● Given task:
Write out every record in full, exactly as written, please.

● Material for this task:
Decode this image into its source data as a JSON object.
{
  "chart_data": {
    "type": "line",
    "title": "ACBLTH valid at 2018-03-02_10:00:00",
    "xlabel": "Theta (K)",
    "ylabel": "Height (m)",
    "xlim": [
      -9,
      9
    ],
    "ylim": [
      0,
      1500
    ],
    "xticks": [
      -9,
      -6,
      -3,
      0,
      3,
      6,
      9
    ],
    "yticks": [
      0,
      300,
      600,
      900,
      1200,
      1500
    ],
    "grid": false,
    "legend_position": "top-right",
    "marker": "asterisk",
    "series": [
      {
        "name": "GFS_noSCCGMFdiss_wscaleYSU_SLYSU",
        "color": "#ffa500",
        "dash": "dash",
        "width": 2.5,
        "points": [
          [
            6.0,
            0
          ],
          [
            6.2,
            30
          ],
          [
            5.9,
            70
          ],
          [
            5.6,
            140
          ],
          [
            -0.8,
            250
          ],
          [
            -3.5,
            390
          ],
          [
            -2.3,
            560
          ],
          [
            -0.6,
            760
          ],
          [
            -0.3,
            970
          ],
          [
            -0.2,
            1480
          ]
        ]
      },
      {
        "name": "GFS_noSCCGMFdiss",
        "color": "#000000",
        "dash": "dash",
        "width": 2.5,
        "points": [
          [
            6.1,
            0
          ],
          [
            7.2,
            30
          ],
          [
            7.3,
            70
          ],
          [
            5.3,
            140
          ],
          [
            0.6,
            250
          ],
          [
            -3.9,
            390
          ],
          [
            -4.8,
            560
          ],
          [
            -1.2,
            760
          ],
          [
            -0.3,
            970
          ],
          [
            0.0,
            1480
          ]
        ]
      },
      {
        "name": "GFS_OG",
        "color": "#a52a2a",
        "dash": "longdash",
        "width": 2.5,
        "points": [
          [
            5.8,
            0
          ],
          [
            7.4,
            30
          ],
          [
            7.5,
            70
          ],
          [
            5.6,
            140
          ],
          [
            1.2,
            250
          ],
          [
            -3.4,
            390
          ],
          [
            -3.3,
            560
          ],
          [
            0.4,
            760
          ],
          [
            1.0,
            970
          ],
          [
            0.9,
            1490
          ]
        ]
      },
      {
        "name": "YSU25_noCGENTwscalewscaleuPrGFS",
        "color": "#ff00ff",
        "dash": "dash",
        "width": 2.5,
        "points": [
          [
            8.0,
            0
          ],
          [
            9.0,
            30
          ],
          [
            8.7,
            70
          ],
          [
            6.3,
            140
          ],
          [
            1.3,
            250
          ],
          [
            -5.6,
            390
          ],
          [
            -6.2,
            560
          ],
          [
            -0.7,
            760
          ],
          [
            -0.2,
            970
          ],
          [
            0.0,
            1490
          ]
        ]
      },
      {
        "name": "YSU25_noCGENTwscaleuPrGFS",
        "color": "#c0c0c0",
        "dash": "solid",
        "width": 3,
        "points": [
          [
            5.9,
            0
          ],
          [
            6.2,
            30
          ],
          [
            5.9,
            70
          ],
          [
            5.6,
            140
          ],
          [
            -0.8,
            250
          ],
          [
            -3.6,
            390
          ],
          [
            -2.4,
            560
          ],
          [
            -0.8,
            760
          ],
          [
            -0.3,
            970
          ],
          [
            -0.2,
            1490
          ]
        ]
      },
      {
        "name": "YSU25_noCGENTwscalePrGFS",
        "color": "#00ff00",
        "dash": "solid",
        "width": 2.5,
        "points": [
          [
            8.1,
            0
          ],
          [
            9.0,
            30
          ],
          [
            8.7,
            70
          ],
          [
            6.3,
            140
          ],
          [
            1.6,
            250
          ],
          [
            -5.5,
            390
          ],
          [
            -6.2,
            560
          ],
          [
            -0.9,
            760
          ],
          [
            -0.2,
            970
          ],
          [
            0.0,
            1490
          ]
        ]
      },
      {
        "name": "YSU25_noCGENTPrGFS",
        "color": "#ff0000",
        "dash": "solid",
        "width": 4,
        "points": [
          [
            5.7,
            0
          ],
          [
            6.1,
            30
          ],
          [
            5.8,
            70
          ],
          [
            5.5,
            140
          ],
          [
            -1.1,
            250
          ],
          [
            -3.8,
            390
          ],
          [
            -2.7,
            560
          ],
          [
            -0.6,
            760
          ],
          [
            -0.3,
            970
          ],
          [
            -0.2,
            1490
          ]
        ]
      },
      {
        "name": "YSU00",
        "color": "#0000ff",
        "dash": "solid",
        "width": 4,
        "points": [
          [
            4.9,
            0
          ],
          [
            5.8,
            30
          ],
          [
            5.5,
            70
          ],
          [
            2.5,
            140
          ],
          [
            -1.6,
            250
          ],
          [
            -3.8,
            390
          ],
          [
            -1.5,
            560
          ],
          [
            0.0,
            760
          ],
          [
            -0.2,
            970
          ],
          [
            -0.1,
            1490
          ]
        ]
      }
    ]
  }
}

● Result for this exercise:
Decode this image into its source data as a JSON object.
{
  "chart_data": {
    "type": "line",
    "title": "ACBLTH valid at 2018-03-02_10:00:00",
    "xlabel": "Theta (K)",
    "ylabel": "Height (m)",
    "xlim": [
      -9,
      9
    ],
    "ylim": [
      0,
      1500
    ],
    "xticks": [
      -9,
      -6,
      -3,
      0,
      3,
      6,
      9
    ],
    "yticks": [
      0,
      300,
      600,
      900,
      1200,
      1500
    ],
    "grid": false,
    "legend_position": "top-right",
    "marker": "asterisk",
    "series": [
      {
        "name": "GFS_noSCCGMFdiss_wscaleYSU_SLYSU",
        "color": "#ffa500",
        "dash": "dash",
        "width": 2.5,
        "points": [
          [
            6.0,
            0
          ],
          [
            6.2,
            30
          ],
          [
            5.9,
            70
          ],
          [
            5.6,
            140
          ],
          [
            -0.8,
            250
          ],
          [
            -3.5,
            390
          ],
          [
            -2.3,
            560
          ],
          [
            -0.6,
            760
          ],
          [
            -0.3,
            970
          ],
          [
            -0.2,
            1480
          ]
        ]
      },
      {
        "name": "GFS_noSCCGMFdiss",
        "color": "#000000",
        "dash": "dash",
        "width": 2.5,
        "points": [
          [
            6.1,
            0
          ],
          [
            7.2,
            30
          ],
          [
            7.3,
            70
          ],
          [
            5.3,
            140
          ],
          [
            0.6,
            250
          ],
          [
            -3.9,
            390
          ],
          [
            -4.8,
            560
          ],
          [
            -1.2,
            760
          ],
          [
            -0.3,
            970
          ],
          [
            0.0,
            1480
          ]
        ]
      },
      {
        "name": "GFS_OG",
        "color": "#a52a2a",
        "dash": "longdash",
        "width": 2.5,
        "points": [
          [
            5.8,
            0
          ],
          [
            7.4,
            30
          ],
          [
            7.5,
            70
          ],
          [
            5.6,
            140
          ],
          [
            1.2,
            250
          ],
          [
            -3.4,
            390
          ],
          [
            -3.3,
            560
          ],
          [
            0.4,
            760
          ],
          [
            1.0,
            970
          ],
          [
            0.9,
            1490
          ]
        ]
      },
      {
        "name": "YSU25_noCGENTwscalewscaleuPrGFS",
        "color": "#ff00ff",
        "dash": "dash",
        "width": 2.5,
        "points": [
          [
            8.0,
            0
          ],
          [
            9.0,
            30
          ],
          [
            8.7,
            70
          ],
          [
            6.3,
            140
          ],
          [
            1.3,
            250
          ],
          [
            -5.6,
            390
          ],
          [
            -6.2,
            560
          ],
          [
            -0.7,
            760
          ],
          [
            -0.2,
            970
          ],
          [
            0.0,
            1490
          ]
        ]
      },
      {
        "name": "YSU25_noCGENTwscaleuPrGFS",
        "color": "#c0c0c0",
        "dash": "solid",
        "width": 3,
        "points": [
          [
            5.9,
            0
          ],
          [
            6.2,
            30
          ],
          [
            5.9,
            70
          ],
          [
            5.6,
            140
          ],
          [
            -0.8,
            250
          ],
          [
            -3.6,
            390
          ],
          [
            -2.4,
            560
          ],
          [
            -0.8,
            760
          ],
          [
            -0.3,
            970
          ],
          [
            -0.2,
            1490
          ]
        ]
      },
      {
        "name": "YSU25_noCGENTwscalePrGFS",
        "color": "#00ff00",
        "dash": "solid",
        "width": 2.5,
        "points": [
          [
            8.1,
            0
          ],
          [
            9.0,
            30
          ],
          [
            8.7,
            70
          ],
          [
            6.3,
            140
          ],
          [
            1.6,
            250
          ],
          [
            -5.5,
            390
          ],
          [
            -6.2,
            560
          ],
          [
            -0.9,
            760
          ],
          [
            -0.2,
            970
          ],
          [
            0.0,
            1490
          ]
        ]
      },
      {
        "name": "YSU25_noCGENTPrGFS",
        "color": "#ff0000",
        "dash": "solid",
        "width": 4,
        "points": [
          [
            5.7,
            0
          ],
          [
            6.1,
            30
          ],
          [
            5.8,
            70
          ],
          [
            5.5,
            140
          ],
          [
            -1.1,
            250
          ],
          [
            -3.8,
            390
          ],
          [
            -2.7,
            560
          ],
          [
            -0.6,
            760
          ],
          [
            -0.3,
            970
          ],
          [
            -0.2,
            1490
          ]
        ]
      },
      {
        "name": "YSU00",
        "color": "#0000ff",
        "dash": "solid",
        "width": 4,
        "points": [
          [
            4.9,
            0
          ],
          [
            5.8,
            30
          ],
          [
            5.5,
            70
          ],
          [
            2.5,
            140
          ],
          [
            -1.6,
            250
          ],
          [
            -3.8,
            390
          ],
          [
            -1.5,
            560
          ],
          [
            0.0,
            760
          ],
          [
            -0.2,
            970
          ],
          [
            -0.1,
            1490
          ]
        ]
      }
    ]
  }
}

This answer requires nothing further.